Task prompt
Repeat the records below word for word, but start at the line that contains "What's the underlying", stop after the last line, and include nothing else.
=== Dataset excerpts ===
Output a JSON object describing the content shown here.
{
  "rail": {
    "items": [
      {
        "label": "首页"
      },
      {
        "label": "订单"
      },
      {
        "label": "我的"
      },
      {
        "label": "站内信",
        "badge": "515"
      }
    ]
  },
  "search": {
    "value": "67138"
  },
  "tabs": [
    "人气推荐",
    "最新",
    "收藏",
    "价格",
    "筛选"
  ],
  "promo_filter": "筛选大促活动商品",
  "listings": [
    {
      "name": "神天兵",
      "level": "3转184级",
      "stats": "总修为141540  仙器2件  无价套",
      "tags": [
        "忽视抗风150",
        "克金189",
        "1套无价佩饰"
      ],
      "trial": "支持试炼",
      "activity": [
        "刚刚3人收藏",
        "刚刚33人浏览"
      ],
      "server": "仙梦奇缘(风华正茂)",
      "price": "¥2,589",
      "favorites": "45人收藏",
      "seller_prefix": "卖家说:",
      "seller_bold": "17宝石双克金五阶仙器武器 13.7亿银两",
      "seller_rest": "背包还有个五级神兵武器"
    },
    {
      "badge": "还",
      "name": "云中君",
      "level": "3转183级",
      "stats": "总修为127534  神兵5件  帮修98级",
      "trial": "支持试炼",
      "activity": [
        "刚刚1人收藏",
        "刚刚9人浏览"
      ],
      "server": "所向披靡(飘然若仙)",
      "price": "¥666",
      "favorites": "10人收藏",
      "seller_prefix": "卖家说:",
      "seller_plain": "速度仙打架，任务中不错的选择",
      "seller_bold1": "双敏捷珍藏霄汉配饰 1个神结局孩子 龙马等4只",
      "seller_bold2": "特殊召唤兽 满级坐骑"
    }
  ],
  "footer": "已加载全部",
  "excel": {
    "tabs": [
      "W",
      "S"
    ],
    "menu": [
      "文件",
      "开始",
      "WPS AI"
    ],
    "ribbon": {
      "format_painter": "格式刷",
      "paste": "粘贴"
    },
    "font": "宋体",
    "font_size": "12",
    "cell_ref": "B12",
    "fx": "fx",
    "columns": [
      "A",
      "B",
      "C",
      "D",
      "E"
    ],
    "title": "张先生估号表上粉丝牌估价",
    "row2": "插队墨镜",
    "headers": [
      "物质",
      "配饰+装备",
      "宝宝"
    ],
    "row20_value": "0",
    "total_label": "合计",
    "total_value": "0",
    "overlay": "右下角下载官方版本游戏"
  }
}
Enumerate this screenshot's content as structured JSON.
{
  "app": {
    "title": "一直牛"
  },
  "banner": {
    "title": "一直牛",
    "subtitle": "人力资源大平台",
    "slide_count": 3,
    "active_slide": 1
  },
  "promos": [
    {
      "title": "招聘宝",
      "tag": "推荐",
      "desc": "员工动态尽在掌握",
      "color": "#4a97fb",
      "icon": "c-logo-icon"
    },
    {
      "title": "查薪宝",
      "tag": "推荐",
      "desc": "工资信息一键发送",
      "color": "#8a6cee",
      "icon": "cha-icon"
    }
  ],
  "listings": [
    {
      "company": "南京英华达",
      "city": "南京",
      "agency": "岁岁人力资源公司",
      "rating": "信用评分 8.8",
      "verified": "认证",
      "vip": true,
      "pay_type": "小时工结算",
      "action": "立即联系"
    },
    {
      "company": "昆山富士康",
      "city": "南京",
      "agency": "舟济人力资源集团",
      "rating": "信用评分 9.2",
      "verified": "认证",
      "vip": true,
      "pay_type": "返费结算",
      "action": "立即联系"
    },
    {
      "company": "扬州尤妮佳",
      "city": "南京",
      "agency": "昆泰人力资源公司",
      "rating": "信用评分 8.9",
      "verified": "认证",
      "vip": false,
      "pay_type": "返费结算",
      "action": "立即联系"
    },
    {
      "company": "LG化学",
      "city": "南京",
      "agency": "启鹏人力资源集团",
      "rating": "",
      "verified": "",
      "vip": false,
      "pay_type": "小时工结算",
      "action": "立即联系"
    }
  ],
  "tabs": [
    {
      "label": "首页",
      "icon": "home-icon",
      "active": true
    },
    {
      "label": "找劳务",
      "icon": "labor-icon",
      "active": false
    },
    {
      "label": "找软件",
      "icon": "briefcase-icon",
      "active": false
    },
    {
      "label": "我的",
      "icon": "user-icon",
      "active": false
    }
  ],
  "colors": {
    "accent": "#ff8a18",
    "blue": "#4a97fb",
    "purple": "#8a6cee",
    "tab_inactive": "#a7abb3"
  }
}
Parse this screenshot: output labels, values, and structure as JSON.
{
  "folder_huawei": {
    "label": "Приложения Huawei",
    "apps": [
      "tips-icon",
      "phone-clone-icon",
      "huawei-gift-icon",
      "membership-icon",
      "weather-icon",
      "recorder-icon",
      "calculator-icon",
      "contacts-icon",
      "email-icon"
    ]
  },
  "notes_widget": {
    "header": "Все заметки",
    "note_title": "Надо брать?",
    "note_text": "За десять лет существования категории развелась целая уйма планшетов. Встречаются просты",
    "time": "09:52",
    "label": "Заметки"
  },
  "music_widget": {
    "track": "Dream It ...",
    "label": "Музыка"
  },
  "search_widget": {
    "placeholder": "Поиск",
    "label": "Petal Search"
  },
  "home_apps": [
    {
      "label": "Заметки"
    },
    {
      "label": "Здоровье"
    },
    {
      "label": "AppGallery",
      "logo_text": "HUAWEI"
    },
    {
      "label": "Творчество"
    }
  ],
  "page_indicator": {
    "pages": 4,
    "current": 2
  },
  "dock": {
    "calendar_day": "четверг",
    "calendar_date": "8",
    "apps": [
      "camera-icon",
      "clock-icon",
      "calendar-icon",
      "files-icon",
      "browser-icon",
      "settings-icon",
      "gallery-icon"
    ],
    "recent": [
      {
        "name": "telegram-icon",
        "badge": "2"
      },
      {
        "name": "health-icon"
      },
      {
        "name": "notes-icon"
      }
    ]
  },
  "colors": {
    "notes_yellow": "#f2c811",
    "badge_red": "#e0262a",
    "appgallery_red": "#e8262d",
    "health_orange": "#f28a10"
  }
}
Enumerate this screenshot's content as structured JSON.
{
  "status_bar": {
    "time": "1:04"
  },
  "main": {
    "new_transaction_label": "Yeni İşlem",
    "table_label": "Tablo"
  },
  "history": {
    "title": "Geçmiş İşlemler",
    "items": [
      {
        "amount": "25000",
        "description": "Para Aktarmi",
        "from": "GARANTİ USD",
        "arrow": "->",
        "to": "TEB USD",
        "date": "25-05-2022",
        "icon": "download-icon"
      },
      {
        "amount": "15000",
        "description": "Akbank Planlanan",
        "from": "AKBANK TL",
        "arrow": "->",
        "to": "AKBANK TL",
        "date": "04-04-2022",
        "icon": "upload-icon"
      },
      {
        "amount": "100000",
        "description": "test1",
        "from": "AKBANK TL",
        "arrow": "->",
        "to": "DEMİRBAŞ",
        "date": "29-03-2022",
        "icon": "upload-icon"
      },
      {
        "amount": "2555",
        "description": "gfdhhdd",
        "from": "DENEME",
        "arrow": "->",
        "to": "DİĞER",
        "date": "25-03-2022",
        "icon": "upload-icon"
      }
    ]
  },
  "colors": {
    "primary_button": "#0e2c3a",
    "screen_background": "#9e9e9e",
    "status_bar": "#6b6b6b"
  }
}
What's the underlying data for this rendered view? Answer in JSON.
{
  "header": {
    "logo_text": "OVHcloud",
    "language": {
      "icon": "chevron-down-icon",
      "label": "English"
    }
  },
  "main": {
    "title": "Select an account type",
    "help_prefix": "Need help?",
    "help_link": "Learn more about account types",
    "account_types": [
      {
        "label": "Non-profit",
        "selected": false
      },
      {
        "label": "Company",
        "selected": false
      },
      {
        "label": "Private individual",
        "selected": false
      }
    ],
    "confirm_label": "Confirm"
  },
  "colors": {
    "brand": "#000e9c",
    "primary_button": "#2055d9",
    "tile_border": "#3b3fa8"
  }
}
===
Result of this exercise
What's the underlying data for this rendered view? Answer in JSON.
{
  "header": {
    "logo_text": "OVHcloud",
    "language": {
      "icon": "chevron-down-icon",
      "label": "English"
    }
  },
  "main": {
    "title": "Select an account type",
    "help_prefix": "Need help?",
    "help_link": "Learn more about account types",
    "account_types": [
      {
        "label": "Non-profit",
        "selected": false
      },
      {
        "label": "Company",
        "selected": false
      },
      {
        "label": "Private individual",
        "selected": false
      }
    ],
    "confirm_label": "Confirm"
  },
  "colors": {
    "brand": "#000e9c",
    "primary_button": "#2055d9",
    "tile_border": "#3b3fa8"
  }
}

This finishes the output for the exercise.